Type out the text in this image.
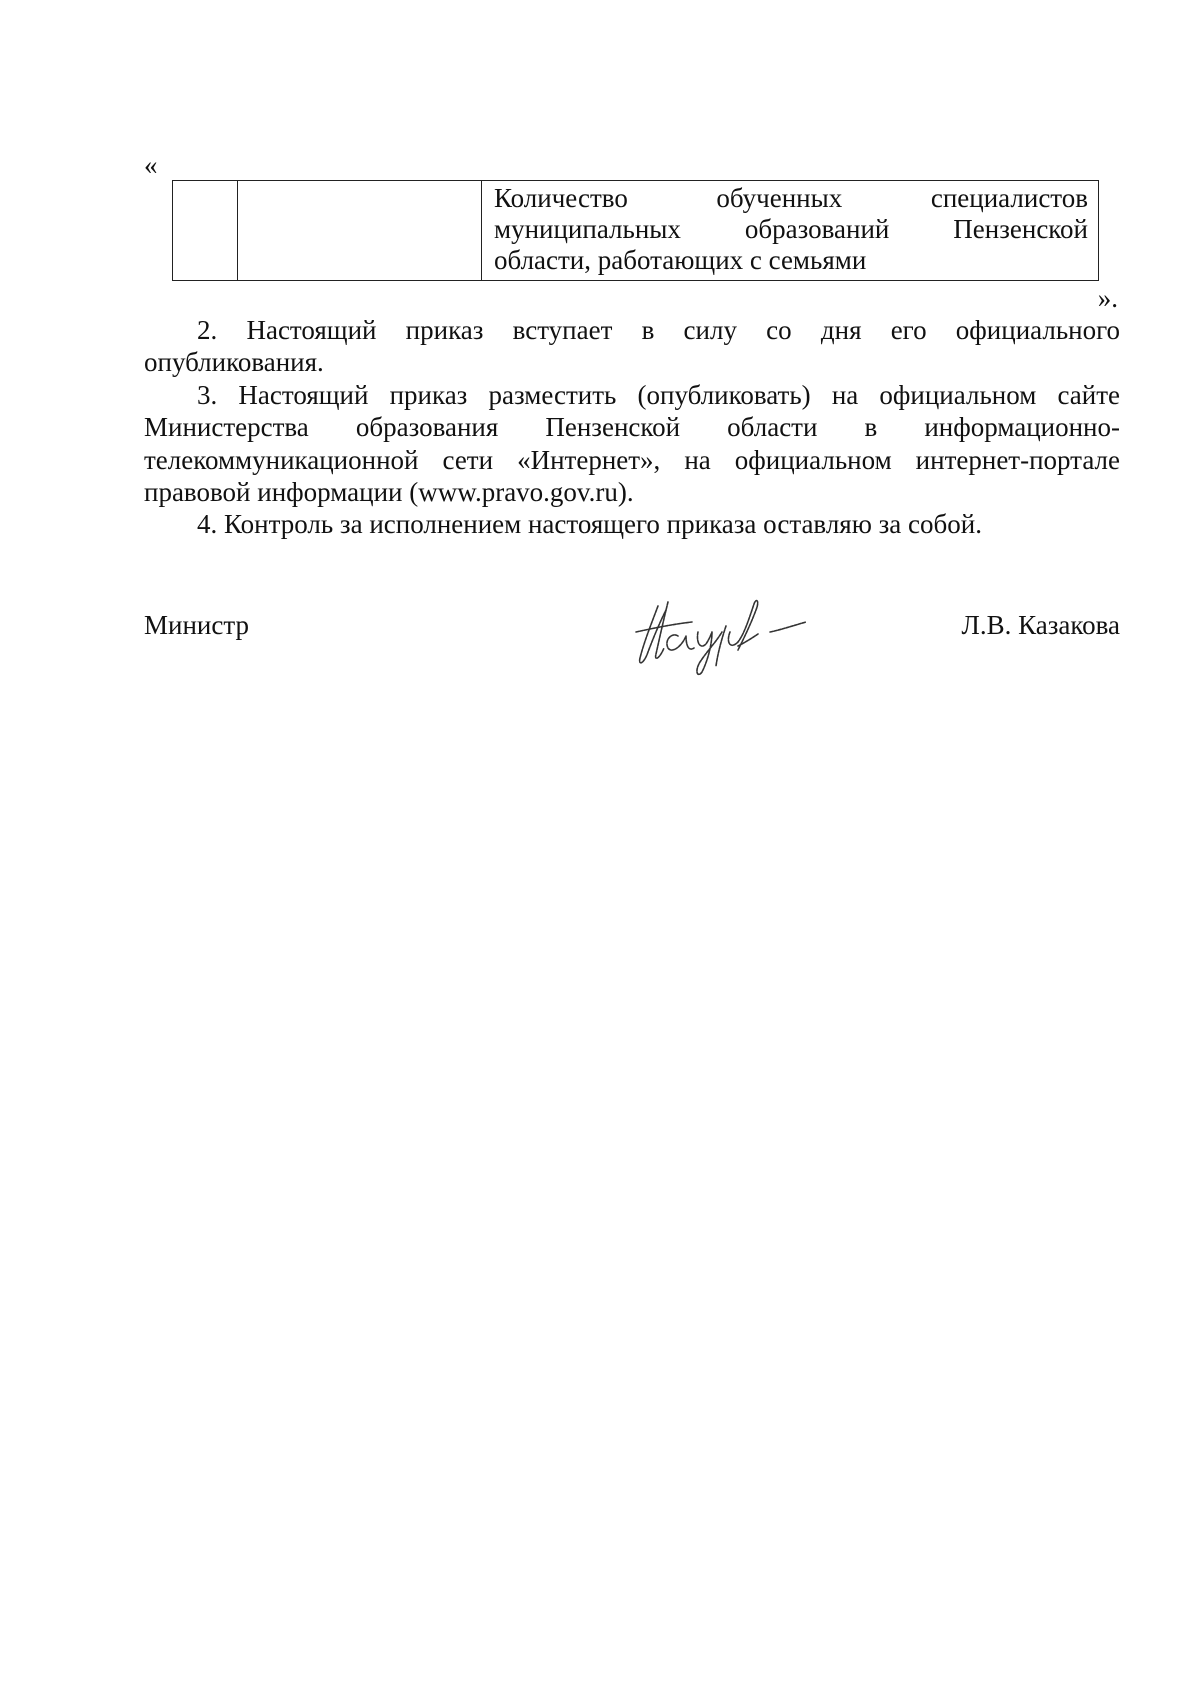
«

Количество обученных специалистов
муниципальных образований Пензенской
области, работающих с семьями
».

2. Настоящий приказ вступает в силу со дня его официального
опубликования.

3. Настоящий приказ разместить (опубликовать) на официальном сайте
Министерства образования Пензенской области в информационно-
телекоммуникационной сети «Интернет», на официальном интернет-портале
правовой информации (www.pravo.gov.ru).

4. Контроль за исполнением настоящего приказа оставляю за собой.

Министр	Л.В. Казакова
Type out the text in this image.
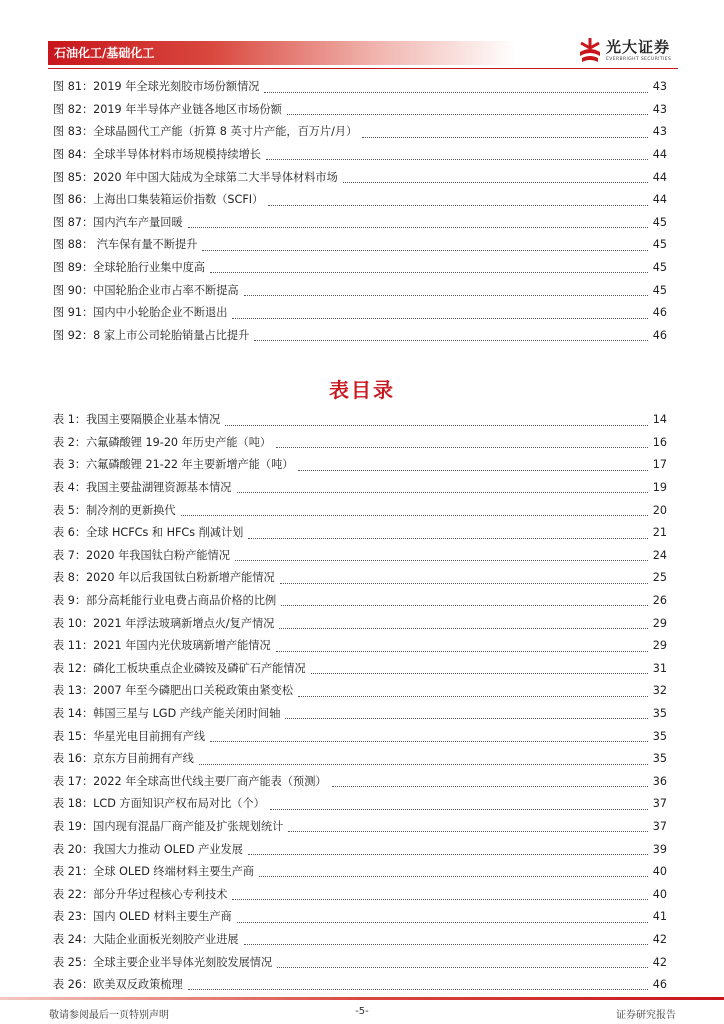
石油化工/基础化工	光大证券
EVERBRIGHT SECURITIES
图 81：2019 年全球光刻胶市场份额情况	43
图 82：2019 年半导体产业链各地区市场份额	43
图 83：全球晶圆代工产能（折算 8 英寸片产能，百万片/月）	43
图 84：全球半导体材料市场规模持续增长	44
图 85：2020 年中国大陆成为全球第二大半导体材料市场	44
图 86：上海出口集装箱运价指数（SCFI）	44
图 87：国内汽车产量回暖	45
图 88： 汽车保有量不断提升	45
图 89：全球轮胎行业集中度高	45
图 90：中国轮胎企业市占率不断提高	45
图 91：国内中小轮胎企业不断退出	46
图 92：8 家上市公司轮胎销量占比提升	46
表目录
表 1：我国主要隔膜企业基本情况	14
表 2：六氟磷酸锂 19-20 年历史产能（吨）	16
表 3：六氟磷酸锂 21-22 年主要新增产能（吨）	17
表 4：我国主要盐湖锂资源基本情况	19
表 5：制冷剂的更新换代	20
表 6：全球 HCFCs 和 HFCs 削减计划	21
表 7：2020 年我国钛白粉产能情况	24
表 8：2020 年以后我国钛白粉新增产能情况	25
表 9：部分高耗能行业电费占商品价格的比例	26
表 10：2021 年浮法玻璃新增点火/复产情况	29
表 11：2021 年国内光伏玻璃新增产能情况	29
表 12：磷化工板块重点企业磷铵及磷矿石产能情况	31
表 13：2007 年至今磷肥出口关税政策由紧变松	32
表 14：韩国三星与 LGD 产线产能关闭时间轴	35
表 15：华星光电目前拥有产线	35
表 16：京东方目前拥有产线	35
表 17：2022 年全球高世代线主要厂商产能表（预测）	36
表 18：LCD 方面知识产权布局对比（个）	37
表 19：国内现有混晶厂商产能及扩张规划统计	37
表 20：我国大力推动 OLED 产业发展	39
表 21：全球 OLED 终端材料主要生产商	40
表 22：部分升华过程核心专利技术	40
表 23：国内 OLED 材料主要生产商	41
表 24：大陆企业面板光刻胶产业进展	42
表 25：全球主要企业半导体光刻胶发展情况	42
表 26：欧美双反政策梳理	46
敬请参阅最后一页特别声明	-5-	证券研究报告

§

Exercise brief » Find all lines where the word "Пензенской" appears. Copy them.

The reply »
муниципальных образований Пензенской
Министерства образования Пензенской области в информационно-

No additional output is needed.